__GIVEN INFORMATION__
● ● ● ● ● ● ●

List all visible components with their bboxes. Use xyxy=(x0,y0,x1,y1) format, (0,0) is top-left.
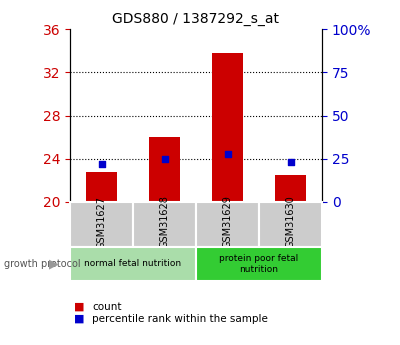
Bar xyxy=(133,202,196,247)
Point xyxy=(224,152,231,157)
Point xyxy=(161,156,168,161)
Text: ■: ■ xyxy=(74,314,84,324)
Point xyxy=(98,161,105,167)
Bar xyxy=(196,247,322,281)
Text: ▶: ▶ xyxy=(49,257,59,270)
Text: count: count xyxy=(92,302,122,312)
Bar xyxy=(259,202,322,247)
Text: percentile rank within the sample: percentile rank within the sample xyxy=(92,314,268,324)
Bar xyxy=(86,171,117,202)
Point xyxy=(287,159,294,165)
Title: GDS880 / 1387292_s_at: GDS880 / 1387292_s_at xyxy=(112,11,280,26)
Text: ■: ■ xyxy=(74,302,84,312)
Text: GSM31628: GSM31628 xyxy=(160,196,170,248)
Text: GSM31629: GSM31629 xyxy=(222,196,232,248)
Bar xyxy=(212,53,243,202)
Bar xyxy=(196,202,259,247)
Text: normal fetal nutrition: normal fetal nutrition xyxy=(84,259,182,268)
Text: GSM31627: GSM31627 xyxy=(96,196,106,248)
Bar xyxy=(70,202,133,247)
Bar xyxy=(149,137,180,202)
Text: growth protocol: growth protocol xyxy=(4,259,81,269)
Text: GSM31630: GSM31630 xyxy=(286,196,296,248)
Bar xyxy=(70,247,196,281)
Bar xyxy=(275,175,306,202)
Text: protein poor fetal
nutrition: protein poor fetal nutrition xyxy=(219,254,299,274)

● ● ● ● ● ● ●

__WORK INSTRUCTION__
Leave out the pictures and copy everything else in the records word for word.

__WRITTEN REPLY__
List all visible components with their bboxes. Use xyxy=(x0,y0,x1,y1) format, (0,0) is top-left.
Bar xyxy=(133,202,196,247)
Point xyxy=(224,152,231,157)
Point xyxy=(161,156,168,161)
Text: ■: ■ xyxy=(74,314,84,324)
Point xyxy=(98,161,105,167)
Bar xyxy=(196,247,322,281)
Text: ▶: ▶ xyxy=(49,257,59,270)
Text: count: count xyxy=(92,302,122,312)
Bar xyxy=(259,202,322,247)
Text: percentile rank within the sample: percentile rank within the sample xyxy=(92,314,268,324)
Bar xyxy=(86,171,117,202)
Point xyxy=(287,159,294,165)
Title: GDS880 / 1387292_s_at: GDS880 / 1387292_s_at xyxy=(112,11,280,26)
Text: ■: ■ xyxy=(74,302,84,312)
Text: GSM31628: GSM31628 xyxy=(160,196,170,248)
Text: GSM31629: GSM31629 xyxy=(222,196,232,248)
Bar xyxy=(212,53,243,202)
Bar xyxy=(196,202,259,247)
Text: normal fetal nutrition: normal fetal nutrition xyxy=(84,259,182,268)
Text: GSM31627: GSM31627 xyxy=(96,196,106,248)
Bar xyxy=(70,202,133,247)
Bar xyxy=(149,137,180,202)
Text: growth protocol: growth protocol xyxy=(4,259,81,269)
Text: GSM31630: GSM31630 xyxy=(286,196,296,248)
Bar xyxy=(70,247,196,281)
Bar xyxy=(275,175,306,202)
Text: protein poor fetal
nutrition: protein poor fetal nutrition xyxy=(219,254,299,274)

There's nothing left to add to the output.